— Begin Stored rows —

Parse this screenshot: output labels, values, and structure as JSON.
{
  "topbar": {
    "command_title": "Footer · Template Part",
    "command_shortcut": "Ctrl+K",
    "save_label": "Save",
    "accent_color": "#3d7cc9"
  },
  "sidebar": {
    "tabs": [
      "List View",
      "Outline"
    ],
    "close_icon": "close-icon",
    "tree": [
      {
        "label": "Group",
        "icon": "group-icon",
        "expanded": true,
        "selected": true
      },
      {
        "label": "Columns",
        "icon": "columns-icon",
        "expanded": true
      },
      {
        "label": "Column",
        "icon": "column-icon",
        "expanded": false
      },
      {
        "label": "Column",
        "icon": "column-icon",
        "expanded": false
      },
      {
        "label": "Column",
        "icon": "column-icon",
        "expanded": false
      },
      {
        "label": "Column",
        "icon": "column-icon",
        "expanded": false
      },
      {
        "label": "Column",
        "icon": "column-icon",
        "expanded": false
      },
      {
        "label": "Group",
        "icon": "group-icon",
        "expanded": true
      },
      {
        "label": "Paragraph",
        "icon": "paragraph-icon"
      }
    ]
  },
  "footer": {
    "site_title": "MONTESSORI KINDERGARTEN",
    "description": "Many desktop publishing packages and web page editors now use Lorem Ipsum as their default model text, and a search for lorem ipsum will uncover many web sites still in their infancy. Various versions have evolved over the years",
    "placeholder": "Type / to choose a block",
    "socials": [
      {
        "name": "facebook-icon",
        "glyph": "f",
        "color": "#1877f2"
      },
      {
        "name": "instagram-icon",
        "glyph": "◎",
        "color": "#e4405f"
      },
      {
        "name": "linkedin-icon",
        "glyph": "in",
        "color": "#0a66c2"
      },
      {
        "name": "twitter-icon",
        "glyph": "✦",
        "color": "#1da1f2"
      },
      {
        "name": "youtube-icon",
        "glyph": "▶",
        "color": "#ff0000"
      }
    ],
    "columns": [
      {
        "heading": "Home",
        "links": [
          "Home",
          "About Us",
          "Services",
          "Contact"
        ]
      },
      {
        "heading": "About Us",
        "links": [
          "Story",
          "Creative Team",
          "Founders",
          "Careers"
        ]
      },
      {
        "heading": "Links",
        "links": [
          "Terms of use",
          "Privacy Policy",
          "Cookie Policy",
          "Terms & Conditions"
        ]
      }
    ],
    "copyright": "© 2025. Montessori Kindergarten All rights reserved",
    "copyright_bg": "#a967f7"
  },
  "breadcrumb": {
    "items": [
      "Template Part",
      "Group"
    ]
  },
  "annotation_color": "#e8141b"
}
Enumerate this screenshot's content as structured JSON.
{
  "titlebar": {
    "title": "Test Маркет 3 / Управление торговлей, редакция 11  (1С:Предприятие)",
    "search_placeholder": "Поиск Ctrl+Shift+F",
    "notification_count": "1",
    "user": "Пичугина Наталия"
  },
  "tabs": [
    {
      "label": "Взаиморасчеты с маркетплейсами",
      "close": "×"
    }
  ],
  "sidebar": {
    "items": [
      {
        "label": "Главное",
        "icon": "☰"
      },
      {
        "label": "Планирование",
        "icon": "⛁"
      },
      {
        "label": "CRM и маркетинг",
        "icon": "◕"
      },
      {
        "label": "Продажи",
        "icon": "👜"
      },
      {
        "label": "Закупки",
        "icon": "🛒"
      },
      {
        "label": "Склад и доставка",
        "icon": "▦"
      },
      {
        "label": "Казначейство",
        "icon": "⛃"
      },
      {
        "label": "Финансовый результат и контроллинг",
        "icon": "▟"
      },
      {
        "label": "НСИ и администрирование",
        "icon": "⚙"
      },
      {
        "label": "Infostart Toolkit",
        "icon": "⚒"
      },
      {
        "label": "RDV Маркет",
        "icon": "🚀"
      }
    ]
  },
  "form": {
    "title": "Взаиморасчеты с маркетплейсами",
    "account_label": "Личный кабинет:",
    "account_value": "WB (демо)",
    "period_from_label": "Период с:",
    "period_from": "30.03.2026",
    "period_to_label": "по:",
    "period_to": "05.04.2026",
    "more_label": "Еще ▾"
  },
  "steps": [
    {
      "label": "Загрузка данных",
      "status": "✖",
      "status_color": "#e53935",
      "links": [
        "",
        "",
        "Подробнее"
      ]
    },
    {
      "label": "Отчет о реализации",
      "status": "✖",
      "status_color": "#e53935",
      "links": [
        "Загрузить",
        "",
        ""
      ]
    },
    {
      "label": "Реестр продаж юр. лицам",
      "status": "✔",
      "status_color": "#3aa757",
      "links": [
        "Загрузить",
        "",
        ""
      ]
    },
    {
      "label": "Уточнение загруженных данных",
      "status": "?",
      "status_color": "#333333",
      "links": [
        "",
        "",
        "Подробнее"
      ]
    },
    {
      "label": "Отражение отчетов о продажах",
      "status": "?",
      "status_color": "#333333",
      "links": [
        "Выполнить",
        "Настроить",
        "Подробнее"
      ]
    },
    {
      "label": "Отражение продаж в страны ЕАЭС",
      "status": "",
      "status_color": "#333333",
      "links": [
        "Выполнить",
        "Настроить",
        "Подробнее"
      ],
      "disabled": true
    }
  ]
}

— End Stored rows —

Given problem:
The data above must be returned in full, exactly as written.

Response:
Parse this screenshot: output labels, values, and structure as JSON.
{
  "topbar": {
    "command_title": "Footer · Template Part",
    "command_shortcut": "Ctrl+K",
    "save_label": "Save",
    "accent_color": "#3d7cc9"
  },
  "sidebar": {
    "tabs": [
      "List View",
      "Outline"
    ],
    "close_icon": "close-icon",
    "tree": [
      {
        "label": "Group",
        "icon": "group-icon",
        "expanded": true,
        "selected": true
      },
      {
        "label": "Columns",
        "icon": "columns-icon",
        "expanded": true
      },
      {
        "label": "Column",
        "icon": "column-icon",
        "expanded": false
      },
      {
        "label": "Column",
        "icon": "column-icon",
        "expanded": false
      },
      {
        "label": "Column",
        "icon": "column-icon",
        "expanded": false
      },
      {
        "label": "Column",
        "icon": "column-icon",
        "expanded": false
      },
      {
        "label": "Column",
        "icon": "column-icon",
        "expanded": false
      },
      {
        "label": "Group",
        "icon": "group-icon",
        "expanded": true
      },
      {
        "label": "Paragraph",
        "icon": "paragraph-icon"
      }
    ]
  },
  "footer": {
    "site_title": "MONTESSORI KINDERGARTEN",
    "description": "Many desktop publishing packages and web page editors now use Lorem Ipsum as their default model text, and a search for lorem ipsum will uncover many web sites still in their infancy. Various versions have evolved over the years",
    "placeholder": "Type / to choose a block",
    "socials": [
      {
        "name": "facebook-icon",
        "glyph": "f",
        "color": "#1877f2"
      },
      {
        "name": "instagram-icon",
        "glyph": "◎",
        "color": "#e4405f"
      },
      {
        "name": "linkedin-icon",
        "glyph": "in",
        "color": "#0a66c2"
      },
      {
        "name": "twitter-icon",
        "glyph": "✦",
        "color": "#1da1f2"
      },
      {
        "name": "youtube-icon",
        "glyph": "▶",
        "color": "#ff0000"
      }
    ],
    "columns": [
      {
        "heading": "Home",
        "links": [
          "Home",
          "About Us",
          "Services",
          "Contact"
        ]
      },
      {
        "heading": "About Us",
        "links": [
          "Story",
          "Creative Team",
          "Founders",
          "Careers"
        ]
      },
      {
        "heading": "Links",
        "links": [
          "Terms of use",
          "Privacy Policy",
          "Cookie Policy",
          "Terms & Conditions"
        ]
      }
    ],
    "copyright": "© 2025. Montessori Kindergarten All rights reserved",
    "copyright_bg": "#a967f7"
  },
  "breadcrumb": {
    "items": [
      "Template Part",
      "Group"
    ]
  },
  "annotation_color": "#e8141b"
}
Enumerate this screenshot's content as structured JSON.
{
  "titlebar": {
    "title": "Test Маркет 3 / Управление торговлей, редакция 11  (1С:Предприятие)",
    "search_placeholder": "Поиск Ctrl+Shift+F",
    "notification_count": "1",
    "user": "Пичугина Наталия"
  },
  "tabs": [
    {
      "label": "Взаиморасчеты с маркетплейсами",
      "close": "×"
    }
  ],
  "sidebar": {
    "items": [
      {
        "label": "Главное",
        "icon": "☰"
      },
      {
        "label": "Планирование",
        "icon": "⛁"
      },
      {
        "label": "CRM и маркетинг",
        "icon": "◕"
      },
      {
        "label": "Продажи",
        "icon": "👜"
      },
      {
        "label": "Закупки",
        "icon": "🛒"
      },
      {
        "label": "Склад и доставка",
        "icon": "▦"
      },
      {
        "label": "Казначейство",
        "icon": "⛃"
      },
      {
        "label": "Финансовый результат и контроллинг",
        "icon": "▟"
      },
      {
        "label": "НСИ и администрирование",
        "icon": "⚙"
      },
      {
        "label": "Infostart Toolkit",
        "icon": "⚒"
      },
      {
        "label": "RDV Маркет",
        "icon": "🚀"
      }
    ]
  },
  "form": {
    "title": "Взаиморасчеты с маркетплейсами",
    "account_label": "Личный кабинет:",
    "account_value": "WB (демо)",
    "period_from_label": "Период с:",
    "period_from": "30.03.2026",
    "period_to_label": "по:",
    "period_to": "05.04.2026",
    "more_label": "Еще ▾"
  },
  "steps": [
    {
      "label": "Загрузка данных",
      "status": "✖",
      "status_color": "#e53935",
      "links": [
        "",
        "",
        "Подробнее"
      ]
    },
    {
      "label": "Отчет о реализации",
      "status": "✖",
      "status_color": "#e53935",
      "links": [
        "Загрузить",
        "",
        ""
      ]
    },
    {
      "label": "Реестр продаж юр. лицам",
      "status": "✔",
      "status_color": "#3aa757",
      "links": [
        "Загрузить",
        "",
        ""
      ]
    },
    {
      "label": "Уточнение загруженных данных",
      "status": "?",
      "status_color": "#333333",
      "links": [
        "",
        "",
        "Подробнее"
      ]
    },
    {
      "label": "Отражение отчетов о продажах",
      "status": "?",
      "status_color": "#333333",
      "links": [
        "Выполнить",
        "Настроить",
        "Подробнее"
      ]
    },
    {
      "label": "Отражение продаж в страны ЕАЭС",
      "status": "",
      "status_color": "#333333",
      "links": [
        "Выполнить",
        "Настроить",
        "Подробнее"
      ],
      "disabled": true
    }
  ]
}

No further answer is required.